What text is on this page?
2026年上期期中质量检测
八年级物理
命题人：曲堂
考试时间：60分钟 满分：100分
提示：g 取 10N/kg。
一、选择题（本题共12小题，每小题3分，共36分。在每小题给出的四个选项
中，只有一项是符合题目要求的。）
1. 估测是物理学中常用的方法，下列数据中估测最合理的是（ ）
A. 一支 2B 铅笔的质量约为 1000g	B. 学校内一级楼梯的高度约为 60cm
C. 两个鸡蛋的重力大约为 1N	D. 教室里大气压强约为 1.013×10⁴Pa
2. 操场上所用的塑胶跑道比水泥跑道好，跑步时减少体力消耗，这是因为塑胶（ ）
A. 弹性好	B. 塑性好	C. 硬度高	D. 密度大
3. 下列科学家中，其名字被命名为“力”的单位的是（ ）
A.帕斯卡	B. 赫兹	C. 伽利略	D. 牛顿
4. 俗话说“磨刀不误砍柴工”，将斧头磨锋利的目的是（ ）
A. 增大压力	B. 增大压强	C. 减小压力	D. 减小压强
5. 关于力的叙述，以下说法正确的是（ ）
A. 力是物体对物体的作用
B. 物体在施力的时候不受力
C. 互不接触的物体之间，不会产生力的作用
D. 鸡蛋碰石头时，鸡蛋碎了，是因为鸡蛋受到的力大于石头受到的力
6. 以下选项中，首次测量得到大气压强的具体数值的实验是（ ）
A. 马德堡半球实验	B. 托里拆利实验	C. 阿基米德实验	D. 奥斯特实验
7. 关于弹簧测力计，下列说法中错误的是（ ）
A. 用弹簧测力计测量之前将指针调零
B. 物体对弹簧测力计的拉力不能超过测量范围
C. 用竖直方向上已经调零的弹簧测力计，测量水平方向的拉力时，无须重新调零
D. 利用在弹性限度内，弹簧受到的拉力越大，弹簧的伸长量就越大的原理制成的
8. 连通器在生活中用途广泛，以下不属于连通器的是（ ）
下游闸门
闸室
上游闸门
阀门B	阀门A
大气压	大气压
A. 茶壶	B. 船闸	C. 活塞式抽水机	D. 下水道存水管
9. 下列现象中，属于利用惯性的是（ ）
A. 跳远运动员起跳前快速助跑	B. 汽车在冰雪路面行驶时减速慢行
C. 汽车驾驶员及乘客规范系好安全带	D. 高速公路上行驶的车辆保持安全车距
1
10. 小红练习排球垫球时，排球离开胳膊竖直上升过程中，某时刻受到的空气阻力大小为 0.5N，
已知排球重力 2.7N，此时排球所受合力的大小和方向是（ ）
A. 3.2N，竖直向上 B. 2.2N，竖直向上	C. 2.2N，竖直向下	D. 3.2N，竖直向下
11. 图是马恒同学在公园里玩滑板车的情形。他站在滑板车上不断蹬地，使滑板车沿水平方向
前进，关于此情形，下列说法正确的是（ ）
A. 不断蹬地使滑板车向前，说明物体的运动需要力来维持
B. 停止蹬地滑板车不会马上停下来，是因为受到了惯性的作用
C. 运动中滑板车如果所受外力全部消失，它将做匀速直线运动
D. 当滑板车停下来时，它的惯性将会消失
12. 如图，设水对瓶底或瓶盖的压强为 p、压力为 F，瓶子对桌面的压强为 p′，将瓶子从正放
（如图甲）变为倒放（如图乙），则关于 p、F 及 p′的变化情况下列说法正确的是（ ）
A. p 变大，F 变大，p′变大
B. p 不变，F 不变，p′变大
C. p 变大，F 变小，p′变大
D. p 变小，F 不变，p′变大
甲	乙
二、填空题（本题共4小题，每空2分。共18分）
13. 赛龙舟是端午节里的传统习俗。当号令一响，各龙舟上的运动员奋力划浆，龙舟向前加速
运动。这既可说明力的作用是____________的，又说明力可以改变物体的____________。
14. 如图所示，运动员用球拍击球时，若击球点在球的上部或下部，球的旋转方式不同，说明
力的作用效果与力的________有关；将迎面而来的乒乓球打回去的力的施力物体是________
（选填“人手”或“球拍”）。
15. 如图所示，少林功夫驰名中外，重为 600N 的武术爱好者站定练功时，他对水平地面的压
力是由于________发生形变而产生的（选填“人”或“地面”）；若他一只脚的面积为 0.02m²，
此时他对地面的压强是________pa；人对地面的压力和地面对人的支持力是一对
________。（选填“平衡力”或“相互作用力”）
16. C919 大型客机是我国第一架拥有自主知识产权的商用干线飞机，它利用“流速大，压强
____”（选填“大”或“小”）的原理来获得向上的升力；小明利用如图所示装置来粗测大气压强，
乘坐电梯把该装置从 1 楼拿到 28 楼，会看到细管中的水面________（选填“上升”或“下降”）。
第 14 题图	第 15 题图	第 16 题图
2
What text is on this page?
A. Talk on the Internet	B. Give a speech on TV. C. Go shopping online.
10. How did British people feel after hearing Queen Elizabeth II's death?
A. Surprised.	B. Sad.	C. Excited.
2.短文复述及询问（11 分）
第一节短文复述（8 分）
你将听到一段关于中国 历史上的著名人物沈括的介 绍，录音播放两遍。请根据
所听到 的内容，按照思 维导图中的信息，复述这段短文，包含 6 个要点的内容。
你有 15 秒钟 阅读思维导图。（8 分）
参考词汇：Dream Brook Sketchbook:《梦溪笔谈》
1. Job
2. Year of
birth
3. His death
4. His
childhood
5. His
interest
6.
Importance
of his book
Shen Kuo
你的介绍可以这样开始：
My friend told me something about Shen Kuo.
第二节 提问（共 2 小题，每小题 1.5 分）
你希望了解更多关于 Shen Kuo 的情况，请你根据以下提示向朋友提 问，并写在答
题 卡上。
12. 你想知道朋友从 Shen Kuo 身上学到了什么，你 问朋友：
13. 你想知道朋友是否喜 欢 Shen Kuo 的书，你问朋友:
————————
Repeat each record in full; every line must match exactly.

- _Task output_
What text is on this page?
2026年上期期中质量检测
八年级物理
命题人：曲堂
考试时间：60分钟 满分：100分
提示：g 取 10N/kg。
一、选择题（本题共12小题，每小题3分，共36分。在每小题给出的四个选项
中，只有一项是符合题目要求的。）
1. 估测是物理学中常用的方法，下列数据中估测最合理的是（ ）
A. 一支 2B 铅笔的质量约为 1000g	B. 学校内一级楼梯的高度约为 60cm
C. 两个鸡蛋的重力大约为 1N	D. 教室里大气压强约为 1.013×10⁴Pa
2. 操场上所用的塑胶跑道比水泥跑道好，跑步时减少体力消耗，这是因为塑胶（ ）
A. 弹性好	B. 塑性好	C. 硬度高	D. 密度大
3. 下列科学家中，其名字被命名为“力”的单位的是（ ）
A.帕斯卡	B. 赫兹	C. 伽利略	D. 牛顿
4. 俗话说“磨刀不误砍柴工”，将斧头磨锋利的目的是（ ）
A. 增大压力	B. 增大压强	C. 减小压力	D. 减小压强
5. 关于力的叙述，以下说法正确的是（ ）
A. 力是物体对物体的作用
B. 物体在施力的时候不受力
C. 互不接触的物体之间，不会产生力的作用
D. 鸡蛋碰石头时，鸡蛋碎了，是因为鸡蛋受到的力大于石头受到的力
6. 以下选项中，首次测量得到大气压强的具体数值的实验是（ ）
A. 马德堡半球实验	B. 托里拆利实验	C. 阿基米德实验	D. 奥斯特实验
7. 关于弹簧测力计，下列说法中错误的是（ ）
A. 用弹簧测力计测量之前将指针调零
B. 物体对弹簧测力计的拉力不能超过测量范围
C. 用竖直方向上已经调零的弹簧测力计，测量水平方向的拉力时，无须重新调零
D. 利用在弹性限度内，弹簧受到的拉力越大，弹簧的伸长量就越大的原理制成的
8. 连通器在生活中用途广泛，以下不属于连通器的是（ ）
下游闸门
闸室
上游闸门
阀门B	阀门A
大气压	大气压
A. 茶壶	B. 船闸	C. 活塞式抽水机	D. 下水道存水管
9. 下列现象中，属于利用惯性的是（ ）
A. 跳远运动员起跳前快速助跑	B. 汽车在冰雪路面行驶时减速慢行
C. 汽车驾驶员及乘客规范系好安全带	D. 高速公路上行驶的车辆保持安全车距
1
10. 小红练习排球垫球时，排球离开胳膊竖直上升过程中，某时刻受到的空气阻力大小为 0.5N，
已知排球重力 2.7N，此时排球所受合力的大小和方向是（ ）
A. 3.2N，竖直向上 B. 2.2N，竖直向上	C. 2.2N，竖直向下	D. 3.2N，竖直向下
11. 图是马恒同学在公园里玩滑板车的情形。他站在滑板车上不断蹬地，使滑板车沿水平方向
前进，关于此情形，下列说法正确的是（ ）
A. 不断蹬地使滑板车向前，说明物体的运动需要力来维持
B. 停止蹬地滑板车不会马上停下来，是因为受到了惯性的作用
C. 运动中滑板车如果所受外力全部消失，它将做匀速直线运动
D. 当滑板车停下来时，它的惯性将会消失
12. 如图，设水对瓶底或瓶盖的压强为 p、压力为 F，瓶子对桌面的压强为 p′，将瓶子从正放
（如图甲）变为倒放（如图乙），则关于 p、F 及 p′的变化情况下列说法正确的是（ ）
A. p 变大，F 变大，p′变大
B. p 不变，F 不变，p′变大
C. p 变大，F 变小，p′变大
D. p 变小，F 不变，p′变大
甲	乙
二、填空题（本题共4小题，每空2分。共18分）
13. 赛龙舟是端午节里的传统习俗。当号令一响，各龙舟上的运动员奋力划浆，龙舟向前加速
运动。这既可说明力的作用是____________的，又说明力可以改变物体的____________。
14. 如图所示，运动员用球拍击球时，若击球点在球的上部或下部，球的旋转方式不同，说明
力的作用效果与力的________有关；将迎面而来的乒乓球打回去的力的施力物体是________
（选填“人手”或“球拍”）。
15. 如图所示，少林功夫驰名中外，重为 600N 的武术爱好者站定练功时，他对水平地面的压
力是由于________发生形变而产生的（选填“人”或“地面”）；若他一只脚的面积为 0.02m²，
此时他对地面的压强是________pa；人对地面的压力和地面对人的支持力是一对
________。（选填“平衡力”或“相互作用力”）
16. C919 大型客机是我国第一架拥有自主知识产权的商用干线飞机，它利用“流速大，压强
____”（选填“大”或“小”）的原理来获得向上的升力；小明利用如图所示装置来粗测大气压强，
乘坐电梯把该装置从 1 楼拿到 28 楼，会看到细管中的水面________（选填“上升”或“下降”）。
第 14 题图	第 15 题图	第 16 题图
2
What text is on this page?
A. Talk on the Internet	B. Give a speech on TV. C. Go shopping online.
10. How did British people feel after hearing Queen Elizabeth II's death?
A. Surprised.	B. Sad.	C. Excited.
2.短文复述及询问（11 分）
第一节短文复述（8 分）
你将听到一段关于中国 历史上的著名人物沈括的介 绍，录音播放两遍。请根据
所听到 的内容，按照思 维导图中的信息，复述这段短文，包含 6 个要点的内容。
你有 15 秒钟 阅读思维导图。（8 分）
参考词汇：Dream Brook Sketchbook:《梦溪笔谈》
1. Job
2. Year of
birth
3. His death
4. His
childhood
5. His
interest
6.
Importance
of his book
Shen Kuo
你的介绍可以这样开始：
My friend told me something about Shen Kuo.
第二节 提问（共 2 小题，每小题 1.5 分）
你希望了解更多关于 Shen Kuo 的情况，请你根据以下提示向朋友提 问，并写在答
题 卡上。
12. 你想知道朋友从 Shen Kuo 身上学到了什么，你 问朋友：
13. 你想知道朋友是否喜 欢 Shen Kuo 的书，你问朋友:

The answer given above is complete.